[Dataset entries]
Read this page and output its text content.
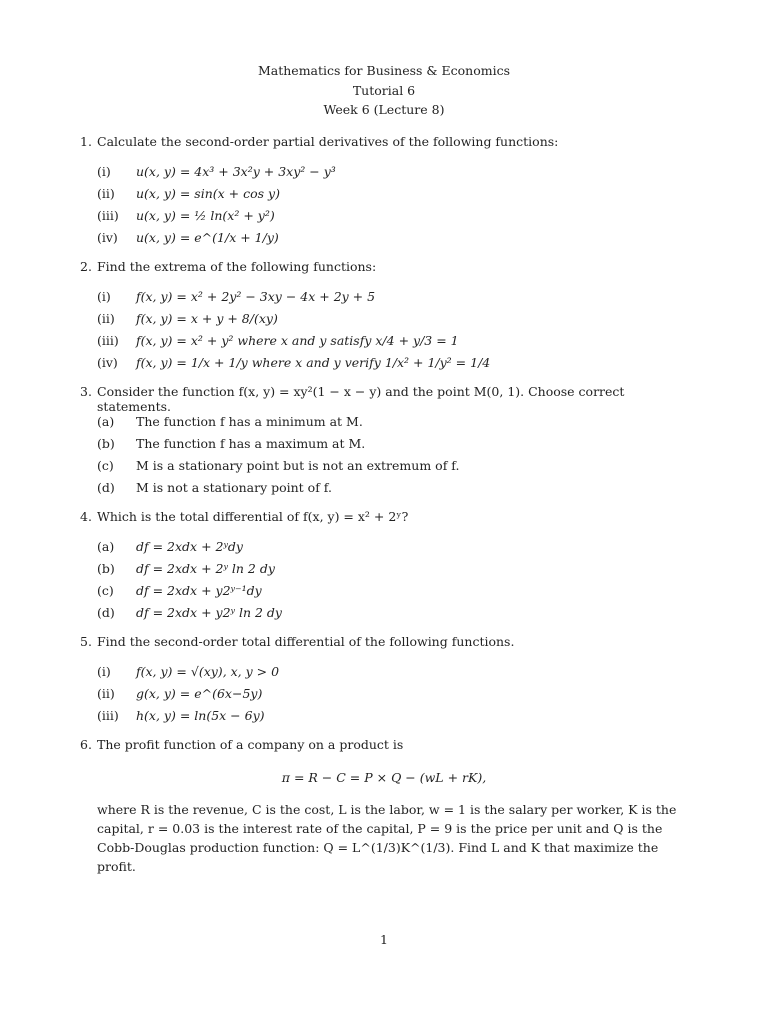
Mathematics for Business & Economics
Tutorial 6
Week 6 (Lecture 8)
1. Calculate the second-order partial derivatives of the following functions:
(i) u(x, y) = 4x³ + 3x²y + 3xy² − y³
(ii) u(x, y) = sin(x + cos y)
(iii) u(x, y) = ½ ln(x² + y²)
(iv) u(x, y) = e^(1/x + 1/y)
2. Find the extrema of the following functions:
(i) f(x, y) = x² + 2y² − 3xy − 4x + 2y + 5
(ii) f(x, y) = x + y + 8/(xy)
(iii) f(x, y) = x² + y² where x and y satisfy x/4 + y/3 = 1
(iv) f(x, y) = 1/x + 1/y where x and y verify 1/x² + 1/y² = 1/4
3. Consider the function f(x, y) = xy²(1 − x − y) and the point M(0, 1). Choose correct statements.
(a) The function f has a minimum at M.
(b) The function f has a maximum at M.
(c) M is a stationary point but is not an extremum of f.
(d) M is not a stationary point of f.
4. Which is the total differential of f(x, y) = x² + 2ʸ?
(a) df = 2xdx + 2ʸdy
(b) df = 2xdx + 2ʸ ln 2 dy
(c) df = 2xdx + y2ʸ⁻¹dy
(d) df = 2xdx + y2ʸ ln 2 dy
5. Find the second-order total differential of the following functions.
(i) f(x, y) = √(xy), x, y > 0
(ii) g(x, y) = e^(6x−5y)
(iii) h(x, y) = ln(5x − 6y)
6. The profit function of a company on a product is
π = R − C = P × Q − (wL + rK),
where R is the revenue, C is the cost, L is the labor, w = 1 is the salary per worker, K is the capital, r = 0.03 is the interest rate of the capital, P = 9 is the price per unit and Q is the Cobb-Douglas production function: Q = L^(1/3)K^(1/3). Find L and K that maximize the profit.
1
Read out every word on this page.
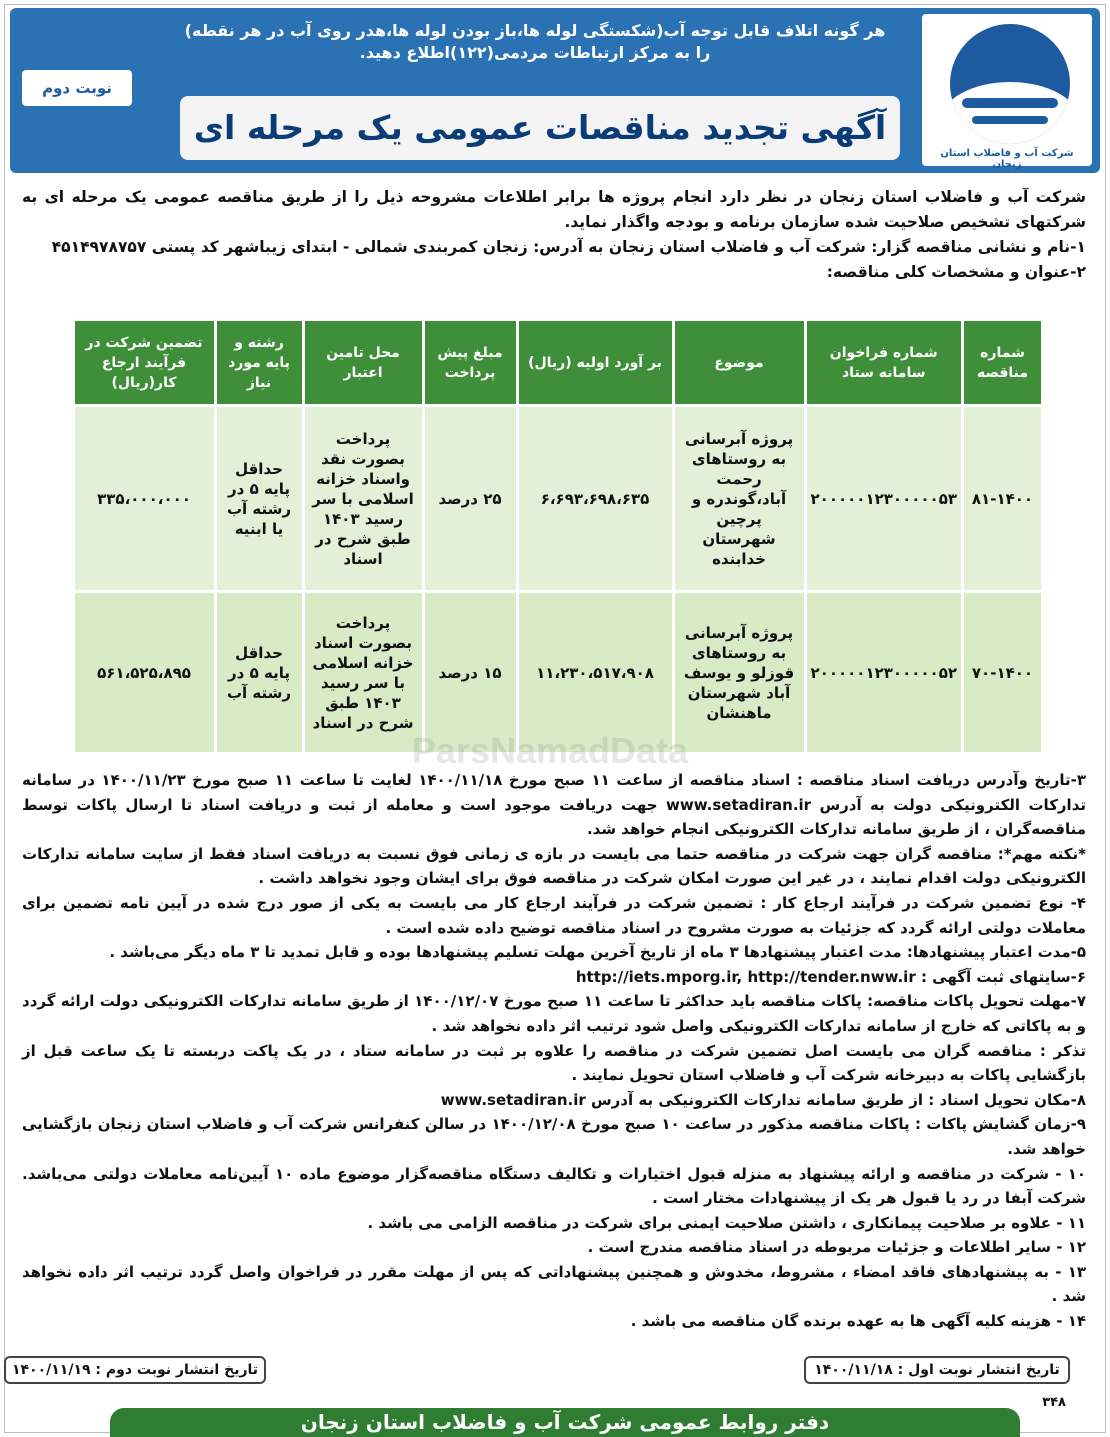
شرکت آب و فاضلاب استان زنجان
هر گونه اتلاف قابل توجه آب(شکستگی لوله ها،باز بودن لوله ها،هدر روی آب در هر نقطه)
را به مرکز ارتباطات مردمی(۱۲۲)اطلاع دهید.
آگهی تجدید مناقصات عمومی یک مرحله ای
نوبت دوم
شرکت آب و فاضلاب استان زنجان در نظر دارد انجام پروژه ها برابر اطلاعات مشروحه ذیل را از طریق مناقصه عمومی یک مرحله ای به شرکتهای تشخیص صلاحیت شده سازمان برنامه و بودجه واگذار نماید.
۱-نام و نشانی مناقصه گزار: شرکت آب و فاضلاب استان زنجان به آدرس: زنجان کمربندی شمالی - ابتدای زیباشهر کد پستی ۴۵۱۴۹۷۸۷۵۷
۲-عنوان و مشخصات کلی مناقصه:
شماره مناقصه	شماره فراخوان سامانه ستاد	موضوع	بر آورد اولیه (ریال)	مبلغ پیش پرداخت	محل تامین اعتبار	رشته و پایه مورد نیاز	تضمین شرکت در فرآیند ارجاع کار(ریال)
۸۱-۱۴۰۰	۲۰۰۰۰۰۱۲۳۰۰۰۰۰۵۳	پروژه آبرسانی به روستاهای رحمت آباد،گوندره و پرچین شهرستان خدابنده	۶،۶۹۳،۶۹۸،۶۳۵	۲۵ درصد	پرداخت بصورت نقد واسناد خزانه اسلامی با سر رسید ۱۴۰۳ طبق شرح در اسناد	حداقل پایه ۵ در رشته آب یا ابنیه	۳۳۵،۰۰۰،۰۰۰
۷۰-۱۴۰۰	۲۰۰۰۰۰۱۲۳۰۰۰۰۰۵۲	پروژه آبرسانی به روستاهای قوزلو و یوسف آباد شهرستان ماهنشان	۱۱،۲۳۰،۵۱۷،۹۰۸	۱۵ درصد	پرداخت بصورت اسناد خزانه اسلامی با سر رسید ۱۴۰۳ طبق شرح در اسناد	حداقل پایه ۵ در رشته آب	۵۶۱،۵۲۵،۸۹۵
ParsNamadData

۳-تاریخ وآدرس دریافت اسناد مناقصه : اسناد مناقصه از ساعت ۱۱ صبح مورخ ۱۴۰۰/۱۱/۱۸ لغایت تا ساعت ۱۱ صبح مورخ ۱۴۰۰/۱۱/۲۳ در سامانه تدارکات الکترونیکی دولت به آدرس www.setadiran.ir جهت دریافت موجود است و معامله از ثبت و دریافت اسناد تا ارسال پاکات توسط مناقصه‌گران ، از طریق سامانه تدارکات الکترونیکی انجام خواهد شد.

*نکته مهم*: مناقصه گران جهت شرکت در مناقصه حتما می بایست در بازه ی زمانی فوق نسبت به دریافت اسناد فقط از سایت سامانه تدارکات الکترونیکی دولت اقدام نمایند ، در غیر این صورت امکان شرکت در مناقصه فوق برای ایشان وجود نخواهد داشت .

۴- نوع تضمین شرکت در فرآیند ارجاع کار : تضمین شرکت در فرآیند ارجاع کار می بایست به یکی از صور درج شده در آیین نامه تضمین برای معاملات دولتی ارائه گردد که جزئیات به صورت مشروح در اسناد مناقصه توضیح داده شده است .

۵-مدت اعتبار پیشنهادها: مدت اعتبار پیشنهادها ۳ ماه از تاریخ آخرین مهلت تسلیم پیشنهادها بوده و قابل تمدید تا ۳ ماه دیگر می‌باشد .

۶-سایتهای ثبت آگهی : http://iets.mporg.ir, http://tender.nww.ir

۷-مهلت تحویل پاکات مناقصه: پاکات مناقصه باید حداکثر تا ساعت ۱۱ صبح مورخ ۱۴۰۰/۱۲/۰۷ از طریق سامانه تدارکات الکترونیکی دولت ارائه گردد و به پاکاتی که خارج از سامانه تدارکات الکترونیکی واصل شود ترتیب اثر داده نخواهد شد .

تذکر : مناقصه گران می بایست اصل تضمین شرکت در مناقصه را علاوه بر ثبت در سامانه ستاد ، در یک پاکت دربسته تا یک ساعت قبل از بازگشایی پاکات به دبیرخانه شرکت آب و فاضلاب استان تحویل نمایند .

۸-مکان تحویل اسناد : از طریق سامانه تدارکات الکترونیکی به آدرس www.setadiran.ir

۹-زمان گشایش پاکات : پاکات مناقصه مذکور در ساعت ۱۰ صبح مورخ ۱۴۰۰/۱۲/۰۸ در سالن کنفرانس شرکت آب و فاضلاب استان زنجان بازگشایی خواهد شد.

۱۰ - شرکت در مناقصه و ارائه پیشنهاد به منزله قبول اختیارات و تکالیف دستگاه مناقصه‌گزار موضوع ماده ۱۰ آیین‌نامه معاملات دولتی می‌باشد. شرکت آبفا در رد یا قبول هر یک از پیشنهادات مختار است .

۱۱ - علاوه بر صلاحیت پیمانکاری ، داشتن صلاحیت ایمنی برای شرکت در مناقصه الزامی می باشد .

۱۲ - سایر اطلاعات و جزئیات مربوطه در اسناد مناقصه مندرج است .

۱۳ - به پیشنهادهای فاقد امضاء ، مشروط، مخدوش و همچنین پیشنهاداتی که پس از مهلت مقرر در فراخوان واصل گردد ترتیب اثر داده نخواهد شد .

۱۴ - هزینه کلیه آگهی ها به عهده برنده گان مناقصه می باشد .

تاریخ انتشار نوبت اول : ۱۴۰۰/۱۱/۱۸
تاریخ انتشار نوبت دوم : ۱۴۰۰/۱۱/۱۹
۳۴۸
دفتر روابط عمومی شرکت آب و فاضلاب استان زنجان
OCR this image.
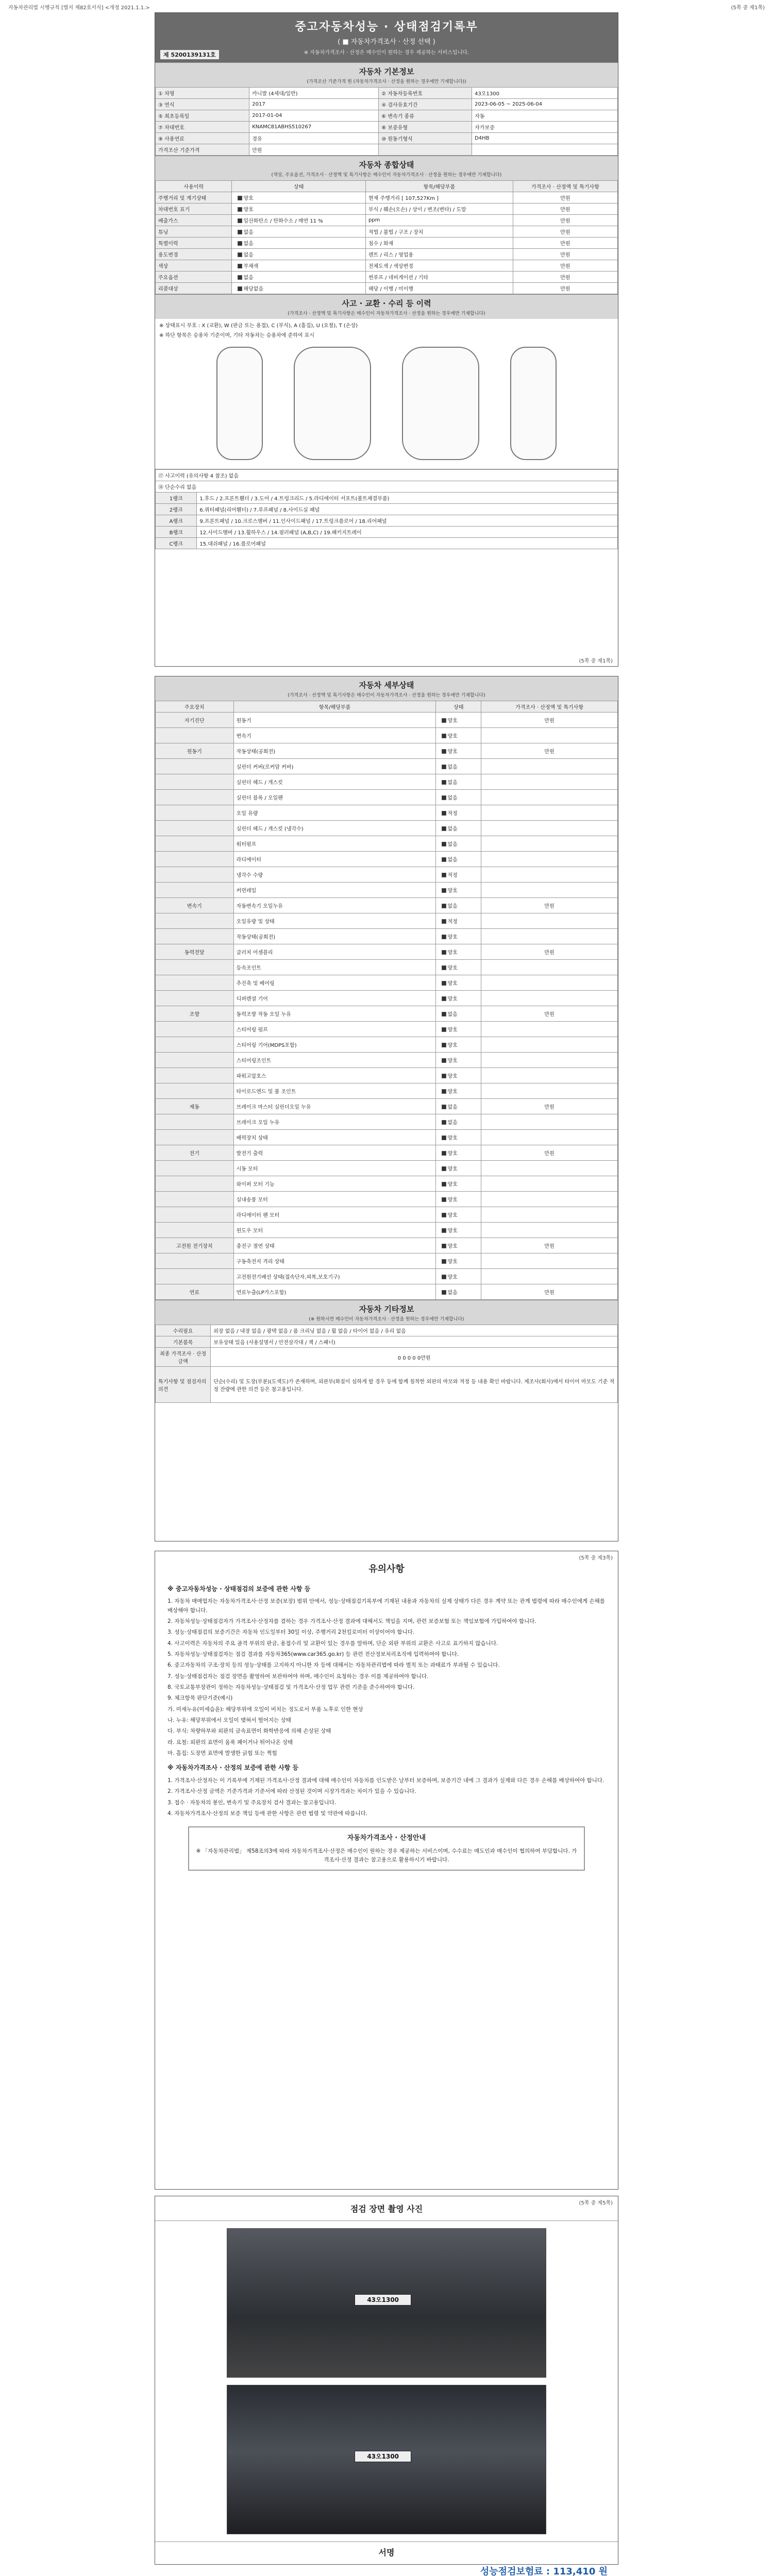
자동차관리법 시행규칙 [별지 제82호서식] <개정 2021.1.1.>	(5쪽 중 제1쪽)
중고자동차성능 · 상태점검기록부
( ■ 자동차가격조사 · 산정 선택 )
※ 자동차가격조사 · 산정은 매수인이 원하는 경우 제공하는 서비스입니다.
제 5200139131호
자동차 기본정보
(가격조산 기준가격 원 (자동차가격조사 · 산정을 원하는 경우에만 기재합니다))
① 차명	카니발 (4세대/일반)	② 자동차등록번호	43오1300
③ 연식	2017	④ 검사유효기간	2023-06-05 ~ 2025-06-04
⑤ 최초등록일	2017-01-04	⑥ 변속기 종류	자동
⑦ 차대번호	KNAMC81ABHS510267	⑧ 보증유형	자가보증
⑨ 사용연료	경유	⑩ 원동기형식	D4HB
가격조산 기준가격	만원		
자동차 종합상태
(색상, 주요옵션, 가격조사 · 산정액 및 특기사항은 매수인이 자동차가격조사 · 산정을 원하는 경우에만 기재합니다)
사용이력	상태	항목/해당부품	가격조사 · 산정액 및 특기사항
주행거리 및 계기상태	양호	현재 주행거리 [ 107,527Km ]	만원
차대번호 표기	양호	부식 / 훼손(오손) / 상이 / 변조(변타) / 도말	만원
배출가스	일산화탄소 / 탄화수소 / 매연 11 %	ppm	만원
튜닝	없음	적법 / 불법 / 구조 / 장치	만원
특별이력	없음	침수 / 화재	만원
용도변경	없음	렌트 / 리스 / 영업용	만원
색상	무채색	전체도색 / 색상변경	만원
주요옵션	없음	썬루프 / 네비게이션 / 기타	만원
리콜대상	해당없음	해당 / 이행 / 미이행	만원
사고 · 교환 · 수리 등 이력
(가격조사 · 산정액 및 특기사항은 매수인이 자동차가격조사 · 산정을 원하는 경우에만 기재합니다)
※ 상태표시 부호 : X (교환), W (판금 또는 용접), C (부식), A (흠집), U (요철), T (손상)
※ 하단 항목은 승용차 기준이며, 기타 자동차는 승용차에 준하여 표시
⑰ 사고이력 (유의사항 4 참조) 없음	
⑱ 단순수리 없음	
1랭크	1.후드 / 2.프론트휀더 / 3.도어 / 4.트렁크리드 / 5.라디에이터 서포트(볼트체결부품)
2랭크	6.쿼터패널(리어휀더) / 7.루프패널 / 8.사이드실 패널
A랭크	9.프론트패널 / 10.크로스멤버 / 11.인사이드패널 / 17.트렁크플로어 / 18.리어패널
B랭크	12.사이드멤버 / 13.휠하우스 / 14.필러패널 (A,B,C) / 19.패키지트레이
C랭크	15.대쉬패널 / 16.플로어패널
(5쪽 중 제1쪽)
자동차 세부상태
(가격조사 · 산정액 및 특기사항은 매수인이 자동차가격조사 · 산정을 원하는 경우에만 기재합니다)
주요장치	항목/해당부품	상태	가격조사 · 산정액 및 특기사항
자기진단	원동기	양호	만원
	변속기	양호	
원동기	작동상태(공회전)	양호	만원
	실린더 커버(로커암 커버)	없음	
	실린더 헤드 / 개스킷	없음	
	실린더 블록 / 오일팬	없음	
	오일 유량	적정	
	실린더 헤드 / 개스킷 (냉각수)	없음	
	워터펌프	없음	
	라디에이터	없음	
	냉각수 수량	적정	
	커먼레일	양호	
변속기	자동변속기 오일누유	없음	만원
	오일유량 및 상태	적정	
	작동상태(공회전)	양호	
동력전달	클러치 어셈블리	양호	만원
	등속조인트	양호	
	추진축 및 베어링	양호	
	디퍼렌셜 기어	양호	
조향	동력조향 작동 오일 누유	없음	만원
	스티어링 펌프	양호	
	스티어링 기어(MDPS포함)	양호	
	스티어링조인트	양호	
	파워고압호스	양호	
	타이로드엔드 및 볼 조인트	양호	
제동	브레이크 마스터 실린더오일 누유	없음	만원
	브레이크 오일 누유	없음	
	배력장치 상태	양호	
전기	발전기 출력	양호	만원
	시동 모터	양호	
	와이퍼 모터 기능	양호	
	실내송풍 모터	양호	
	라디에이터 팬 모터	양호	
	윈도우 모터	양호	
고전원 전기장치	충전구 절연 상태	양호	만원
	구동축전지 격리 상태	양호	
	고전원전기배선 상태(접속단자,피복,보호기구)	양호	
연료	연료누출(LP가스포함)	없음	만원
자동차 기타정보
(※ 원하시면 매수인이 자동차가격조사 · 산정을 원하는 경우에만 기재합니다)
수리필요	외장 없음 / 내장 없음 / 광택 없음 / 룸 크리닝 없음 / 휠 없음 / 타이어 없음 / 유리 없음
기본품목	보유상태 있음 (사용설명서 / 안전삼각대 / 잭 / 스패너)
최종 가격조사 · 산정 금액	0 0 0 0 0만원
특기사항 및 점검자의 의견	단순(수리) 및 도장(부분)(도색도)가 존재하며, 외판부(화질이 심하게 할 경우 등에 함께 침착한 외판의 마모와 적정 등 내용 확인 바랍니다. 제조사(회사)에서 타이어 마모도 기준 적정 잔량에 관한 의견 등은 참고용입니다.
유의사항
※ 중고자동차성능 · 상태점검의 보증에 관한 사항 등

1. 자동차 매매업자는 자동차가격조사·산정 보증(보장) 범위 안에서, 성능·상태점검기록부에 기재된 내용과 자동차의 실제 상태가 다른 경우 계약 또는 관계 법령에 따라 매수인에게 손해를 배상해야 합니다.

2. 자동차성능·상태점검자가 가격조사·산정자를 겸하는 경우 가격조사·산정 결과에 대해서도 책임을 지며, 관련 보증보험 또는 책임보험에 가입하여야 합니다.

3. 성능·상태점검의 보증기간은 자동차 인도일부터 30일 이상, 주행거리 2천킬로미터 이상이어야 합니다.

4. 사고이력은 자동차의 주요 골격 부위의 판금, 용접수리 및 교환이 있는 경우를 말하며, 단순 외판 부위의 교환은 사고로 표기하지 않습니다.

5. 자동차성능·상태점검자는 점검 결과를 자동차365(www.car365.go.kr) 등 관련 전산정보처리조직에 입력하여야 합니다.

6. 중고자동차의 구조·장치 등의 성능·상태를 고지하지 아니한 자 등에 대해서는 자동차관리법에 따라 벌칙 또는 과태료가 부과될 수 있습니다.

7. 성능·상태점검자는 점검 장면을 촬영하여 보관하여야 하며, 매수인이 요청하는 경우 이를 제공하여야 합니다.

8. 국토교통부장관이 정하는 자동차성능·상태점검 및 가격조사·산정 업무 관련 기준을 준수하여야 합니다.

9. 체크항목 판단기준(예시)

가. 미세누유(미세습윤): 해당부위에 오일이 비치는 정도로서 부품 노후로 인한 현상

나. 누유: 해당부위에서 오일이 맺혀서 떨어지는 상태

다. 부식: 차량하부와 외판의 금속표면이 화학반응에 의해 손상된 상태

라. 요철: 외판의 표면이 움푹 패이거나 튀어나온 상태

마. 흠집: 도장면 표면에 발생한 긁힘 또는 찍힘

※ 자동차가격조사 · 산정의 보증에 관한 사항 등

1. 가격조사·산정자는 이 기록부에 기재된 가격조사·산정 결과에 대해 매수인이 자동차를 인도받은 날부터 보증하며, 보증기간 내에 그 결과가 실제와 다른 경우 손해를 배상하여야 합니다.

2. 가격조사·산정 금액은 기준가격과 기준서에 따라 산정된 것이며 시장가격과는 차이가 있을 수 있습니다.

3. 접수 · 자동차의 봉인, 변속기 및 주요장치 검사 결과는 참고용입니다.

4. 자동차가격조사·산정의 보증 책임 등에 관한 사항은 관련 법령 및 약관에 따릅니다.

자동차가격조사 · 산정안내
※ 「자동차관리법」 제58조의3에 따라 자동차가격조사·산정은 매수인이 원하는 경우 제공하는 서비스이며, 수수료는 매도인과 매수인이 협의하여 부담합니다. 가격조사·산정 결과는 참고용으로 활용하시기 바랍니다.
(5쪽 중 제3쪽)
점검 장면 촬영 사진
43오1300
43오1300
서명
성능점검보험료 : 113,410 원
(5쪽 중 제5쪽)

(What is needed)
Pull every line containing the word "order" out of the material and copy it.

(The answer)
1. Calculate the second-order partial derivatives of the following functions:
5. Find the second-order total differential of the following functions.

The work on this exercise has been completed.